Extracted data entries
[START]

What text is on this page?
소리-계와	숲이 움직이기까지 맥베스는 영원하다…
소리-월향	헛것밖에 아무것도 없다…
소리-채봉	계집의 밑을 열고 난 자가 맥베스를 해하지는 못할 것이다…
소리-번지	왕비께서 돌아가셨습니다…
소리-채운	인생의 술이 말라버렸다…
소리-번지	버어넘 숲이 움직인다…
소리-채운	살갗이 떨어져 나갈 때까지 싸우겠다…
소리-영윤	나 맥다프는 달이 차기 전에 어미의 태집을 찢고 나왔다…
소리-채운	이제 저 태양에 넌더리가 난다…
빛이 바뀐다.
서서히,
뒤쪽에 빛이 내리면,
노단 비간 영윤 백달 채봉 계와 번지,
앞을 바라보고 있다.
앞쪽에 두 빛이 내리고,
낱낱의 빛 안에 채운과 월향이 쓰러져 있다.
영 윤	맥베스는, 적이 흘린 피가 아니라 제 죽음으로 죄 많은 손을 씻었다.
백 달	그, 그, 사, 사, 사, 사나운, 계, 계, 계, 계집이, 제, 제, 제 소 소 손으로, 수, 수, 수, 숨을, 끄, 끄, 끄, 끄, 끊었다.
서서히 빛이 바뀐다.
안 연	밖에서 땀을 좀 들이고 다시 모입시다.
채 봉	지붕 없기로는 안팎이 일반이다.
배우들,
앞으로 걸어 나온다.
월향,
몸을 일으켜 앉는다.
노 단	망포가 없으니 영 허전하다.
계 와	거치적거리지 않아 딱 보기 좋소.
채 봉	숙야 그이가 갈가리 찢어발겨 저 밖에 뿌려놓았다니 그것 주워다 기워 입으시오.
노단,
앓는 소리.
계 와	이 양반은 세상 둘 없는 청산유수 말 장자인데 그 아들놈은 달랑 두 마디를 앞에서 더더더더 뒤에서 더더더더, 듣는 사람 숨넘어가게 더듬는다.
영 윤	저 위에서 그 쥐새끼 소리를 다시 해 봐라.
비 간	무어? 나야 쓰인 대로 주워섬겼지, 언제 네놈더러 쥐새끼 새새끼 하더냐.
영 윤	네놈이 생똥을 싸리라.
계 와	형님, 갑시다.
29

[END]

Retype all of the entries precisely as they are.

THE SOLUTION:
What text is on this page?
소리-계와	숲이 움직이기까지 맥베스는 영원하다…
소리-월향	헛것밖에 아무것도 없다…
소리-채봉	계집의 밑을 열고 난 자가 맥베스를 해하지는 못할 것이다…
소리-번지	왕비께서 돌아가셨습니다…
소리-채운	인생의 술이 말라버렸다…
소리-번지	버어넘 숲이 움직인다…
소리-채운	살갗이 떨어져 나갈 때까지 싸우겠다…
소리-영윤	나 맥다프는 달이 차기 전에 어미의 태집을 찢고 나왔다…
소리-채운	이제 저 태양에 넌더리가 난다…
빛이 바뀐다.
서서히,
뒤쪽에 빛이 내리면,
노단 비간 영윤 백달 채봉 계와 번지,
앞을 바라보고 있다.
앞쪽에 두 빛이 내리고,
낱낱의 빛 안에 채운과 월향이 쓰러져 있다.
영 윤	맥베스는, 적이 흘린 피가 아니라 제 죽음으로 죄 많은 손을 씻었다.
백 달	그, 그, 사, 사, 사, 사나운, 계, 계, 계, 계집이, 제, 제, 제 소 소 손으로, 수, 수, 수, 숨을, 끄, 끄, 끄, 끄, 끊었다.
서서히 빛이 바뀐다.
안 연	밖에서 땀을 좀 들이고 다시 모입시다.
채 봉	지붕 없기로는 안팎이 일반이다.
배우들,
앞으로 걸어 나온다.
월향,
몸을 일으켜 앉는다.
노 단	망포가 없으니 영 허전하다.
계 와	거치적거리지 않아 딱 보기 좋소.
채 봉	숙야 그이가 갈가리 찢어발겨 저 밖에 뿌려놓았다니 그것 주워다 기워 입으시오.
노단,
앓는 소리.
계 와	이 양반은 세상 둘 없는 청산유수 말 장자인데 그 아들놈은 달랑 두 마디를 앞에서 더더더더 뒤에서 더더더더, 듣는 사람 숨넘어가게 더듬는다.
영 윤	저 위에서 그 쥐새끼 소리를 다시 해 봐라.
비 간	무어? 나야 쓰인 대로 주워섬겼지, 언제 네놈더러 쥐새끼 새새끼 하더냐.
영 윤	네놈이 생똥을 싸리라.
계 와	형님, 갑시다.
29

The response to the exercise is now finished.